**About this exercise**.
Wherever "body" turns up in the entries, copy out the line that holds it.
-=-=-=-=-
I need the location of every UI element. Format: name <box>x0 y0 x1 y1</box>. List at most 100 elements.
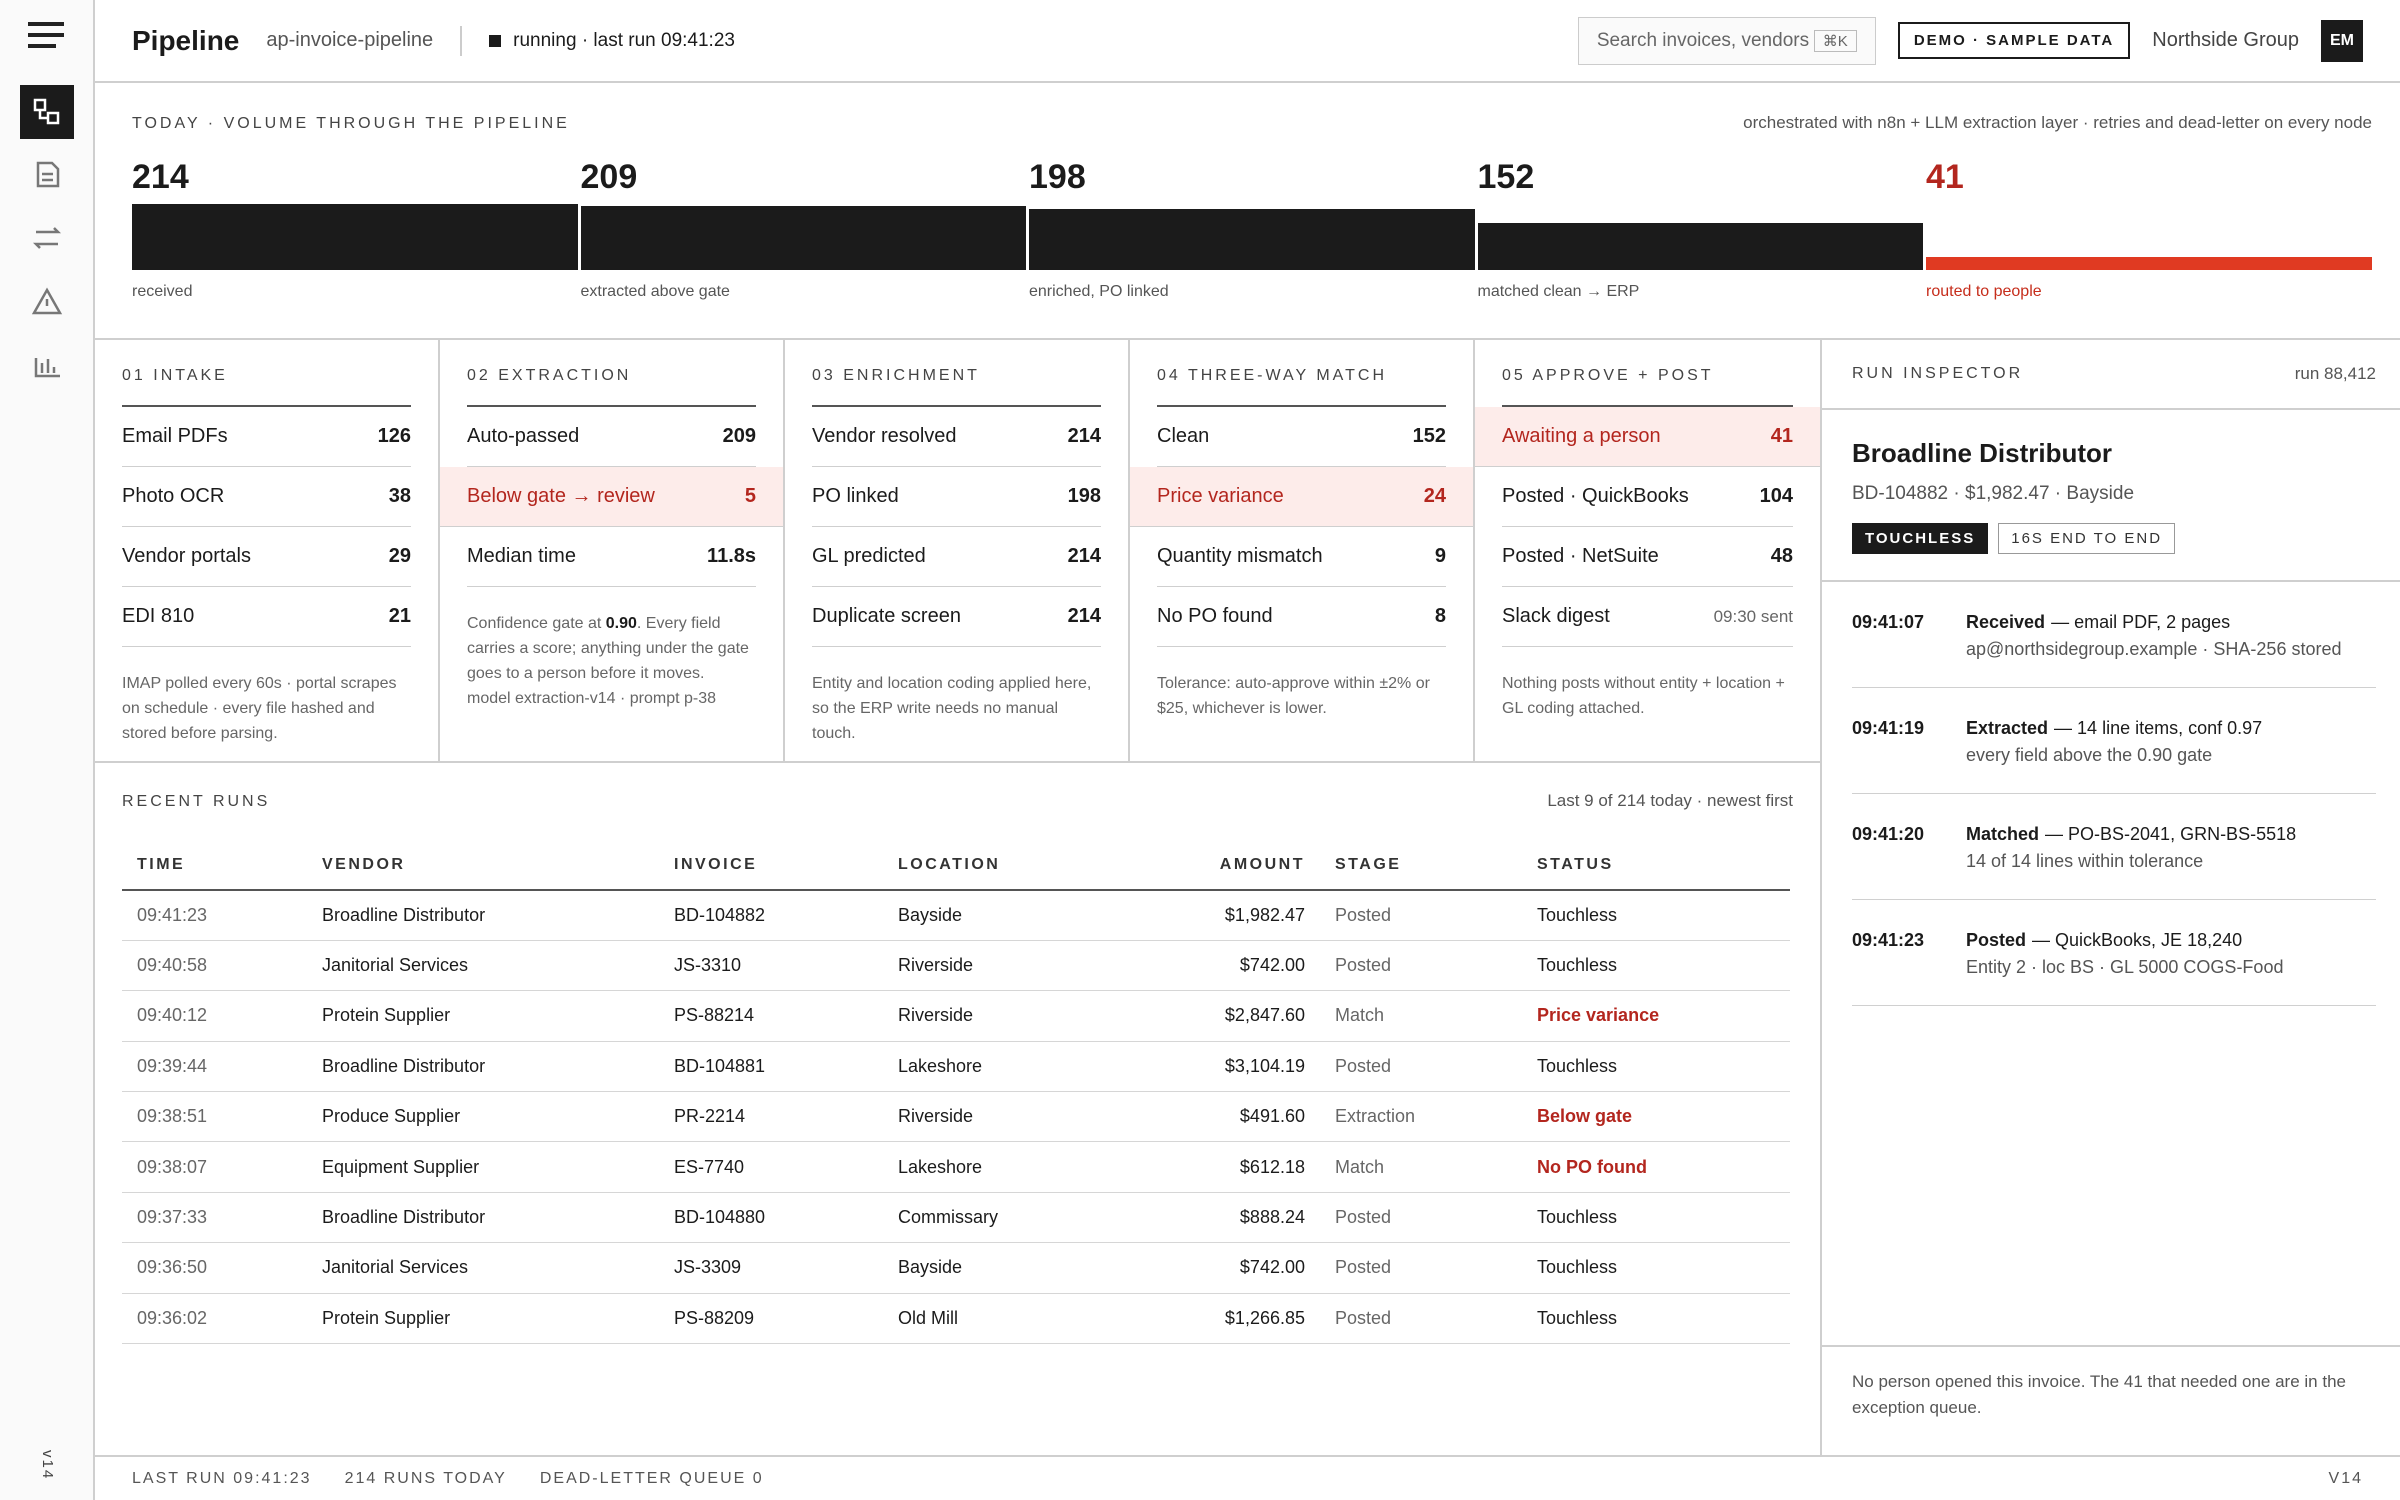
funnel-value: 209 <box>580 158 638 196</box>
stage-card: 02 EXTRACTION Auto-passed 209 Below gate → … <box>440 340 785 761</box>
recent-runs: RECENT RUNS Last 9 of 214 today · newest… <box>95 763 1820 1455</box>
stage-title: 04 THREE-WAY MATCH <box>1157 367 1388 384</box>
cell-location: Riverside <box>883 940 1143 992</box>
event-detail: — QuickBooks, JE 18,240 <box>2032 930 2243 950</box>
row-label: Photo OCR <box>122 485 225 507</box>
run-row[interactable]: 09:41:23 Broadline Distributor BD-104882 Ba… <box>122 890 1790 941</box>
row-value: 48 <box>1770 545 1793 567</box>
cell-amount: $2,847.60 <box>1143 990 1320 1042</box>
stage-row: Slack digest 09:30 sent <box>1502 587 1793 647</box>
cell-status: No PO found <box>1522 1141 1790 1193</box>
stage-title: 03 ENRICHMENT <box>812 367 980 384</box>
nav-runs[interactable] <box>32 227 62 249</box>
footer-item: DEAD-LETTER QUEUE 0 <box>539 1469 764 1487</box>
row-label: Clean <box>1157 425 1210 447</box>
row-label: Below gate → review <box>467 485 655 507</box>
run-row[interactable]: 09:36:50 Janitorial Services JS-3309 Baysid… <box>122 1242 1790 1294</box>
stage-card: 03 ENRICHMENT Vendor resolved 214 PO linked… <box>785 340 1130 761</box>
funnel-value: 41 <box>1926 158 1964 196</box>
cell-vendor: Janitorial Services <box>307 1242 659 1294</box>
row-value: 24 <box>1423 485 1446 507</box>
cell-status: Touchless <box>1522 940 1790 992</box>
event-body: Extracted — 14 line items, conf 0.97 every… <box>1966 715 2262 769</box>
row-value: 5 <box>744 485 756 507</box>
row-value: 09:30 sent <box>1713 606 1793 626</box>
note-model: model extraction-v14 · prompt p-38 <box>467 690 716 707</box>
cell-location: Commissary <box>883 1192 1143 1244</box>
row-label: GL predicted <box>812 545 926 567</box>
funnel-bar <box>1477 223 1923 270</box>
row-value: 214 <box>1067 425 1101 447</box>
org-name[interactable]: Northside Group <box>2152 29 2299 51</box>
stage-card: 05 APPROVE + POST Awaiting a person 41 Post… <box>1475 340 1820 761</box>
run-row[interactable]: 09:40:58 Janitorial Services JS-3310 Rivers… <box>122 940 1790 992</box>
rule <box>122 405 411 407</box>
cell-vendor: Protein Supplier <box>307 990 659 1042</box>
stage-row: Price variance 24 <box>1130 467 1473 527</box>
cell-status: Touchless <box>1522 1293 1790 1345</box>
cell-location: Old Mill <box>883 1293 1143 1345</box>
cell-vendor: Broadline Distributor <box>307 1041 659 1093</box>
row-label: Posted · NetSuite <box>1502 545 1659 567</box>
event-time: 09:41:19 <box>1852 718 1925 738</box>
cell-invoice: PR-2214 <box>659 1091 883 1143</box>
event: 09:41:23 Posted — QuickBooks, JE 18,240 Ent… <box>1852 900 2376 1006</box>
search-box[interactable]: Search invoices, vendors ⌘K <box>1577 16 1876 65</box>
row-value: 214 <box>1067 605 1101 627</box>
run-row[interactable]: 09:39:44 Broadline Distributor BD-104881 La… <box>122 1041 1790 1093</box>
row-label: Auto-passed <box>467 425 580 447</box>
stage-title: 01 INTAKE <box>122 367 228 384</box>
run-row[interactable]: 09:37:33 Broadline Distributor BD-104880 Co… <box>122 1192 1790 1244</box>
run-row[interactable]: 09:40:12 Protein Supplier PS-88214 Riversid… <box>122 990 1790 1042</box>
row-value: 11.8s <box>707 545 756 567</box>
row-label: Price variance <box>1157 485 1284 507</box>
row-label: Awaiting a person <box>1502 425 1661 447</box>
cell-time: 09:41:23 <box>122 890 307 941</box>
run-row[interactable]: 09:36:02 Protein Supplier PS-88209 Old Mill… <box>122 1293 1790 1345</box>
funnel-stage-label: extracted above gate <box>580 283 730 300</box>
funnel-label: TODAY · VOLUME THROUGH THE PIPELINE <box>132 115 570 132</box>
rule <box>1502 405 1793 407</box>
cell-stage: Posted <box>1320 1293 1522 1345</box>
cell-vendor: Broadline Distributor <box>307 1192 659 1244</box>
cell-time: 09:36:02 <box>122 1293 307 1345</box>
stage-row: EDI 810 21 <box>122 587 411 647</box>
cell-stage: Posted <box>1320 1192 1522 1244</box>
cell-location: Riverside <box>883 990 1143 1042</box>
page-title: Pipeline <box>132 24 240 56</box>
avatar[interactable]: EM <box>2321 19 2363 62</box>
cell-location: Riverside <box>883 1091 1143 1143</box>
stage-row: Photo OCR 38 <box>122 467 411 527</box>
stage-note: Entity and location coding applied here,… <box>812 675 1092 742</box>
cell-time: 09:36:50 <box>122 1242 307 1294</box>
cell-time: 09:40:12 <box>122 990 307 1042</box>
cell-amount: $742.00 <box>1143 1242 1320 1294</box>
stage-row: Quantity mismatch 9 <box>1157 527 1446 587</box>
stage-row: No PO found 8 <box>1157 587 1446 647</box>
nav-documents[interactable] <box>36 161 60 188</box>
invoice-meta: BD-104882 · $1,982.47 · Bayside <box>1852 483 2135 504</box>
event-body: Matched — PO-BS-2041, GRN-BS-5518 14 of 14… <box>1966 821 2296 875</box>
row-value: 38 <box>388 485 411 507</box>
demo-badge: DEMO · SAMPLE DATA <box>1897 22 2131 59</box>
funnel-bar <box>580 205 1026 270</box>
stage-note: Nothing posts without entity + location … <box>1502 675 1785 717</box>
cell-status: Touchless <box>1522 890 1790 941</box>
run-row[interactable]: 09:38:51 Produce Supplier PR-2214 Riverside… <box>122 1091 1790 1143</box>
sidebar: v14 <box>0 0 95 1500</box>
note-gate: 0.90 <box>605 615 637 632</box>
funnel-value: 214 <box>132 158 189 196</box>
funnel-stage-label: received <box>132 283 193 300</box>
note-text: . Every field carries a score; anything … <box>467 615 749 682</box>
stage-row: Posted · QuickBooks 104 <box>1502 467 1793 527</box>
nav-reports[interactable] <box>34 358 60 378</box>
run-row[interactable]: 09:38:07 Equipment Supplier ES-7740 Lakesho… <box>122 1141 1790 1193</box>
row-label: Quantity mismatch <box>1157 545 1323 567</box>
run-status: running · last run 09:41:23 <box>513 29 735 51</box>
event-time: 09:41:23 <box>1852 930 1925 950</box>
nav-exceptions[interactable] <box>31 287 63 315</box>
funnel-bar <box>132 204 578 270</box>
run-inspector: RUN INSPECTOR run 88,412 Broadline Distrib… <box>1820 340 2400 1455</box>
column-header: STAGE <box>1320 840 1522 891</box>
row-label: Vendor portals <box>122 545 251 567</box>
-=-=-=-=-
**Expected answer**.
event-body: Extracted — 14 line items, conf 0.97 every… <box>1966 715 2262 769</box>
event-body: Matched — PO-BS-2041, GRN-BS-5518 14 of 14… <box>1966 821 2296 875</box>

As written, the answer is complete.